— start of ITEMS —
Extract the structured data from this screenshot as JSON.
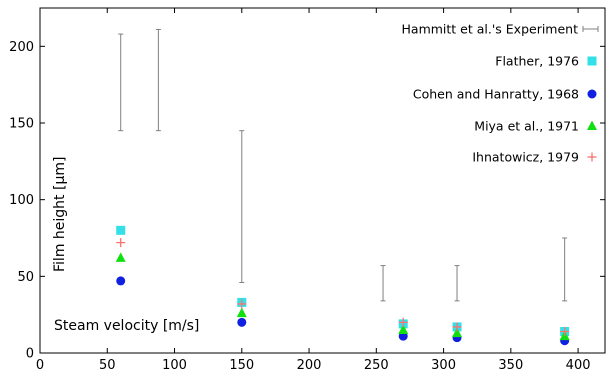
{
  "chart_data": {
    "type": "scatter",
    "xlabel": "Steam velocity [m/s]",
    "ylabel": "Film height [µm]",
    "xlim": [
      0,
      420
    ],
    "ylim": [
      0,
      225
    ],
    "x_ticks": [
      0,
      50,
      100,
      150,
      200,
      250,
      300,
      350,
      400
    ],
    "y_ticks": [
      0,
      50,
      100,
      150,
      200
    ],
    "legend_position": "top-right",
    "grid": false,
    "series": [
      {
        "name": "Hammitt et al.'s Experiment",
        "kind": "errorbar",
        "color": "#808080",
        "ranges": [
          {
            "x": 60,
            "low": 145,
            "high": 208
          },
          {
            "x": 88,
            "low": 145,
            "high": 211
          },
          {
            "x": 150,
            "low": 46,
            "high": 145
          },
          {
            "x": 255,
            "low": 34,
            "high": 57
          },
          {
            "x": 310,
            "low": 34,
            "high": 57
          },
          {
            "x": 390,
            "low": 34,
            "high": 75
          }
        ]
      },
      {
        "name": "Flather, 1976",
        "marker": "square",
        "color": "#33e0e8",
        "points": [
          [
            60,
            80
          ],
          [
            150,
            33
          ],
          [
            270,
            19
          ],
          [
            310,
            17
          ],
          [
            390,
            14
          ]
        ]
      },
      {
        "name": "Cohen and Hanratty, 1968",
        "marker": "circle",
        "color": "#1020e0",
        "points": [
          [
            60,
            47
          ],
          [
            150,
            20
          ],
          [
            270,
            11
          ],
          [
            310,
            10
          ],
          [
            390,
            8
          ]
        ]
      },
      {
        "name": "Miya et al., 1971",
        "marker": "triangle",
        "color": "#10e010",
        "points": [
          [
            60,
            62
          ],
          [
            150,
            26
          ],
          [
            270,
            15
          ],
          [
            310,
            13
          ],
          [
            390,
            11
          ]
        ]
      },
      {
        "name": "Ihnatowicz, 1979",
        "marker": "plus",
        "color": "#ff7070",
        "points": [
          [
            60,
            72
          ],
          [
            150,
            32
          ],
          [
            270,
            20
          ],
          [
            310,
            17
          ],
          [
            390,
            14
          ]
        ]
      }
    ]
  }
}
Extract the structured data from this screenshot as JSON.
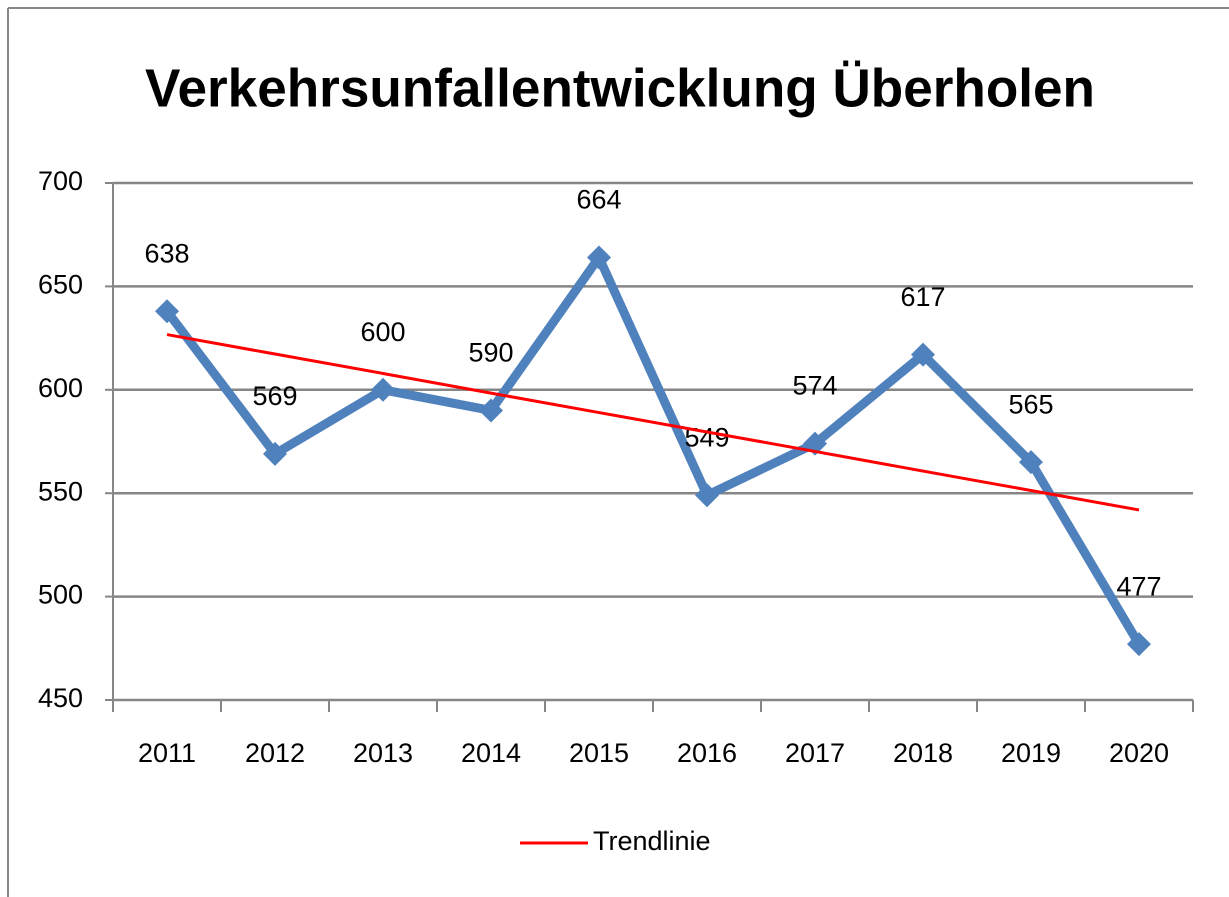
{
  "chart_data": {
    "type": "line",
    "title": "Verkehrsunfallentwicklung Überholen",
    "categories": [
      "2011",
      "2012",
      "2013",
      "2014",
      "2015",
      "2016",
      "2017",
      "2018",
      "2019",
      "2020"
    ],
    "series": [
      {
        "color": "#4f81bd",
        "data_labels": true,
        "marker": "diamond",
        "values": [
          638,
          569,
          600,
          590,
          664,
          549,
          574,
          617,
          565,
          477
        ]
      },
      {
        "name": "Trendlinie",
        "color": "#ff0000",
        "values": [
          626.7,
          617.3,
          607.9,
          598.4,
          589.0,
          579.6,
          570.2,
          560.7,
          551.3,
          541.9
        ]
      }
    ],
    "ylim": [
      450,
      700
    ],
    "yticks": [
      450,
      500,
      550,
      600,
      650,
      700
    ],
    "grid": true,
    "legend": "bottom"
  }
}
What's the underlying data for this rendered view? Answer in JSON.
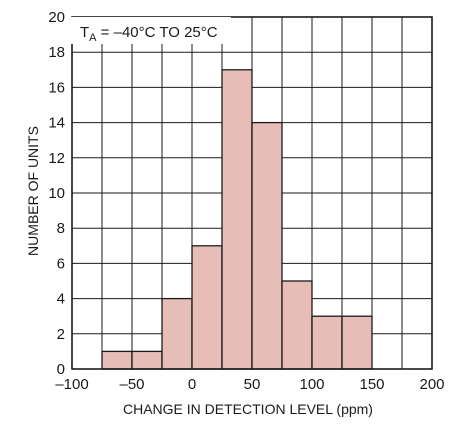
{
  "chart_data": {
    "type": "bar",
    "bin_edges": [
      -75,
      -50,
      -25,
      0,
      25,
      50,
      75,
      100,
      125,
      150
    ],
    "values": [
      1,
      1,
      4,
      7,
      17,
      14,
      5,
      3,
      3
    ],
    "xlim": [
      -100,
      200
    ],
    "ylim": [
      0,
      20
    ],
    "xticks": [
      -100,
      -50,
      0,
      50,
      100,
      150,
      200
    ],
    "yticks": [
      0,
      2,
      4,
      6,
      8,
      10,
      12,
      14,
      16,
      18,
      20
    ],
    "xlabel": "CHANGE IN DETECTION LEVEL (ppm)",
    "ylabel": "NUMBER OF UNITS",
    "annotation": {
      "main": "T",
      "subscript": "A",
      "rest": " = –40°C TO 25°C"
    },
    "grid": true,
    "bar_color": "#e6bdb7",
    "line_color": "#1a1a1a"
  }
}
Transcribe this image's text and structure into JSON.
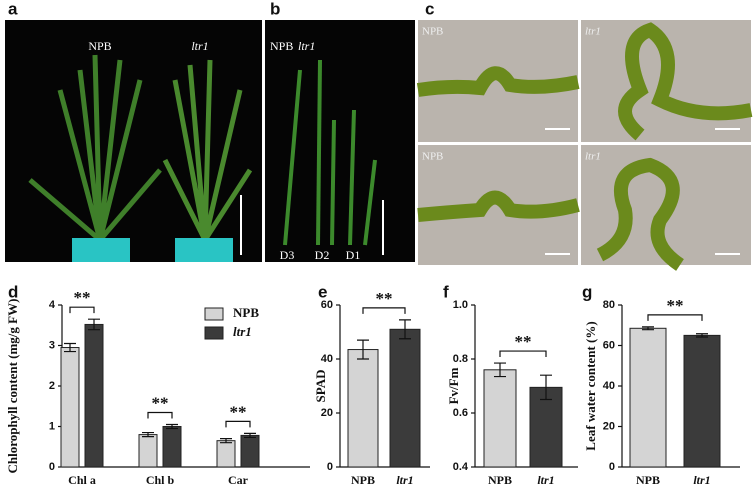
{
  "panel_labels": [
    "a",
    "b",
    "c"
  ],
  "panel_a": {
    "labels": [
      "NPB",
      "ltr1"
    ]
  },
  "panel_b": {
    "labels": [
      "NPB",
      "ltr1"
    ],
    "leaves": [
      "D3",
      "D2",
      "D1"
    ]
  },
  "panel_c": {
    "labels": [
      "NPB",
      "ltr1",
      "NPB",
      "ltr1"
    ]
  },
  "chart_data": [
    {
      "type": "grouped_bar",
      "panel": "d",
      "ylabel": "Chlorophyll content (mg/g FW)",
      "categories": [
        "Chl a",
        "Chl b",
        "Car"
      ],
      "series": [
        {
          "name": "NPB",
          "color": "#d4d4d4",
          "values": [
            2.95,
            0.8,
            0.65
          ],
          "errors": [
            0.1,
            0.05,
            0.05
          ]
        },
        {
          "name": "ltr1",
          "color": "#3b3b3b",
          "values": [
            3.52,
            1.0,
            0.78
          ],
          "errors": [
            0.13,
            0.05,
            0.05
          ]
        }
      ],
      "significance": [
        "**",
        "**",
        "**"
      ],
      "legend": "upper right",
      "ylim": [
        0,
        4
      ],
      "yticks": [
        0,
        1,
        2,
        3,
        4
      ]
    },
    {
      "type": "bar",
      "panel": "e",
      "ylabel": "SPAD",
      "categories": [
        "NPB",
        "ltr1"
      ],
      "values": [
        43.5,
        51
      ],
      "errors": [
        3.5,
        3.5
      ],
      "colors": [
        "#d4d4d4",
        "#3b3b3b"
      ],
      "significance": "**",
      "ylim": [
        0,
        60
      ],
      "yticks": [
        0,
        20,
        40,
        60
      ]
    },
    {
      "type": "bar",
      "panel": "f",
      "ylabel": "Fv/Fm",
      "categories": [
        "NPB",
        "ltr1"
      ],
      "values": [
        0.76,
        0.695
      ],
      "errors": [
        0.025,
        0.045
      ],
      "colors": [
        "#d4d4d4",
        "#3b3b3b"
      ],
      "significance": "**",
      "ylim": [
        0.4,
        1.0
      ],
      "yticks": [
        0.4,
        0.6,
        0.8,
        {
          "value": 1.0,
          "label": "1.0"
        }
      ]
    },
    {
      "type": "bar",
      "panel": "g",
      "ylabel": "Leaf water content (%)",
      "categories": [
        "NPB",
        "ltr1"
      ],
      "values": [
        68.5,
        65
      ],
      "errors": [
        0.7,
        0.8
      ],
      "colors": [
        "#d4d4d4",
        "#3b3b3b"
      ],
      "significance": "**",
      "ylim": [
        0,
        80
      ],
      "yticks": [
        0,
        20,
        40,
        60,
        80
      ]
    }
  ]
}
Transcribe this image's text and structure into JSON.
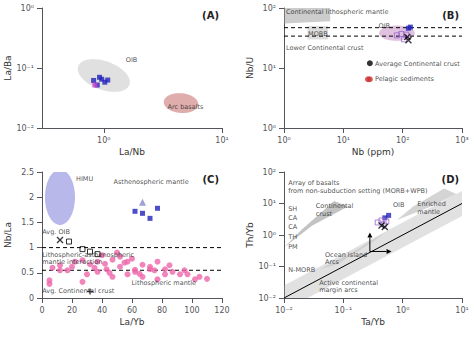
— end of ITEMS —
→ **WORK TO COMPLETE**:
Retype each line of the listing above word for word. Exclude the pictures.

→ **SOLUTION FOR THIS PROBLEM**:
Extract the structured data from this screenshot as JSON.
{
  "chart_data": {
    "type": "scatter",
    "xlabel": "Steam velocity [m/s]",
    "ylabel": "Film height [µm]",
    "xlim": [
      0,
      420
    ],
    "ylim": [
      0,
      225
    ],
    "x_ticks": [
      0,
      50,
      100,
      150,
      200,
      250,
      300,
      350,
      400
    ],
    "y_ticks": [
      0,
      50,
      100,
      150,
      200
    ],
    "legend_position": "top-right",
    "grid": false,
    "series": [
      {
        "name": "Hammitt et al.'s Experiment",
        "kind": "errorbar",
        "color": "#808080",
        "ranges": [
          {
            "x": 60,
            "low": 145,
            "high": 208
          },
          {
            "x": 88,
            "low": 145,
            "high": 211
          },
          {
            "x": 150,
            "low": 46,
            "high": 145
          },
          {
            "x": 255,
            "low": 34,
            "high": 57
          },
          {
            "x": 310,
            "low": 34,
            "high": 57
          },
          {
            "x": 390,
            "low": 34,
            "high": 75
          }
        ]
      },
      {
        "name": "Flather, 1976",
        "marker": "square",
        "color": "#33e0e8",
        "points": [
          [
            60,
            80
          ],
          [
            150,
            33
          ],
          [
            270,
            19
          ],
          [
            310,
            17
          ],
          [
            390,
            14
          ]
        ]
      },
      {
        "name": "Cohen and Hanratty, 1968",
        "marker": "circle",
        "color": "#1020e0",
        "points": [
          [
            60,
            47
          ],
          [
            150,
            20
          ],
          [
            270,
            11
          ],
          [
            310,
            10
          ],
          [
            390,
            8
          ]
        ]
      },
      {
        "name": "Miya et al., 1971",
        "marker": "triangle",
        "color": "#10e010",
        "points": [
          [
            60,
            62
          ],
          [
            150,
            26
          ],
          [
            270,
            15
          ],
          [
            310,
            13
          ],
          [
            390,
            11
          ]
        ]
      },
      {
        "name": "Ihnatowicz, 1979",
        "marker": "plus",
        "color": "#ff7070",
        "points": [
          [
            60,
            72
          ],
          [
            150,
            32
          ],
          [
            270,
            20
          ],
          [
            310,
            17
          ],
          [
            390,
            14
          ]
        ]
      }
    ]
  }
}
Extract the structured data from this screenshot as JSON.
{
  "chart_data": {
    "type": "line",
    "title": "Verkehrsunfallentwicklung Überholen",
    "categories": [
      "2011",
      "2012",
      "2013",
      "2014",
      "2015",
      "2016",
      "2017",
      "2018",
      "2019",
      "2020"
    ],
    "series": [
      {
        "color": "#4f81bd",
        "data_labels": true,
        "marker": "diamond",
        "values": [
          638,
          569,
          600,
          590,
          664,
          549,
          574,
          617,
          565,
          477
        ]
      },
      {
        "name": "Trendlinie",
        "color": "#ff0000",
        "values": [
          626.7,
          617.3,
          607.9,
          598.4,
          589.0,
          579.6,
          570.2,
          560.7,
          551.3,
          541.9
        ]
      }
    ],
    "ylim": [
      450,
      700
    ],
    "yticks": [
      450,
      500,
      550,
      600,
      650,
      700
    ],
    "grid": true,
    "legend": "bottom"
  }
}
What's the underlying data for this rendered view? Answer in JSON.
{
  "chart_data": {
    "type": "bar",
    "bin_edges": [
      -75,
      -50,
      -25,
      0,
      25,
      50,
      75,
      100,
      125,
      150
    ],
    "values": [
      1,
      1,
      4,
      7,
      17,
      14,
      5,
      3,
      3
    ],
    "xlim": [
      -100,
      200
    ],
    "ylim": [
      0,
      20
    ],
    "xticks": [
      -100,
      -50,
      0,
      50,
      100,
      150,
      200
    ],
    "yticks": [
      0,
      2,
      4,
      6,
      8,
      10,
      12,
      14,
      16,
      18,
      20
    ],
    "xlabel": "CHANGE IN DETECTION LEVEL (ppm)",
    "ylabel": "NUMBER OF UNITS",
    "annotation": {
      "main": "T",
      "subscript": "A",
      "rest": " = –40°C TO 25°C"
    },
    "grid": true,
    "bar_color": "#e6bdb7",
    "line_color": "#1a1a1a"
  }
}
Transcribe this image's text and structure into JSON.
{
  "panel_labels": [
    "a",
    "b",
    "c"
  ],
  "panel_a": {
    "labels": [
      "NPB",
      "ltr1"
    ]
  },
  "panel_b": {
    "labels": [
      "NPB",
      "ltr1"
    ],
    "leaves": [
      "D3",
      "D2",
      "D1"
    ]
  },
  "panel_c": {
    "labels": [
      "NPB",
      "ltr1",
      "NPB",
      "ltr1"
    ]
  },
  "chart_data": [
    {
      "type": "grouped_bar",
      "panel": "d",
      "ylabel": "Chlorophyll content (mg/g FW)",
      "categories": [
        "Chl a",
        "Chl b",
        "Car"
      ],
      "series": [
        {
          "name": "NPB",
          "color": "#d4d4d4",
          "values": [
            2.95,
            0.8,
            0.65
          ],
          "errors": [
            0.1,
            0.05,
            0.05
          ]
        },
        {
          "name": "ltr1",
          "color": "#3b3b3b",
          "values": [
            3.52,
            1.0,
            0.78
          ],
          "errors": [
            0.13,
            0.05,
            0.05
          ]
        }
      ],
      "significance": [
        "**",
        "**",
        "**"
      ],
      "legend": "upper right",
      "ylim": [
        0,
        4
      ],
      "yticks": [
        0,
        1,
        2,
        3,
        4
      ]
    },
    {
      "type": "bar",
      "panel": "e",
      "ylabel": "SPAD",
      "categories": [
        "NPB",
        "ltr1"
      ],
      "values": [
        43.5,
        51
      ],
      "errors": [
        3.5,
        3.5
      ],
      "colors": [
        "#d4d4d4",
        "#3b3b3b"
      ],
      "significance": "**",
      "ylim": [
        0,
        60
      ],
      "yticks": [
        0,
        20,
        40,
        60
      ]
    },
    {
      "type": "bar",
      "panel": "f",
      "ylabel": "Fv/Fm",
      "categories": [
        "NPB",
        "ltr1"
      ],
      "values": [
        0.76,
        0.695
      ],
      "errors": [
        0.025,
        0.045
      ],
      "colors": [
        "#d4d4d4",
        "#3b3b3b"
      ],
      "significance": "**",
      "ylim": [
        0.4,
        1.0
      ],
      "yticks": [
        0.4,
        0.6,
        0.8,
        {
          "value": 1.0,
          "label": "1.0"
        }
      ]
    },
    {
      "type": "bar",
      "panel": "g",
      "ylabel": "Leaf water content (%)",
      "categories": [
        "NPB",
        "ltr1"
      ],
      "values": [
        68.5,
        65
      ],
      "errors": [
        0.7,
        0.8
      ],
      "colors": [
        "#d4d4d4",
        "#3b3b3b"
      ],
      "significance": "**",
      "ylim": [
        0,
        80
      ],
      "yticks": [
        0,
        20,
        40,
        60,
        80
      ]
    }
  ]
}
Transcribe this image's text and structure into JSON.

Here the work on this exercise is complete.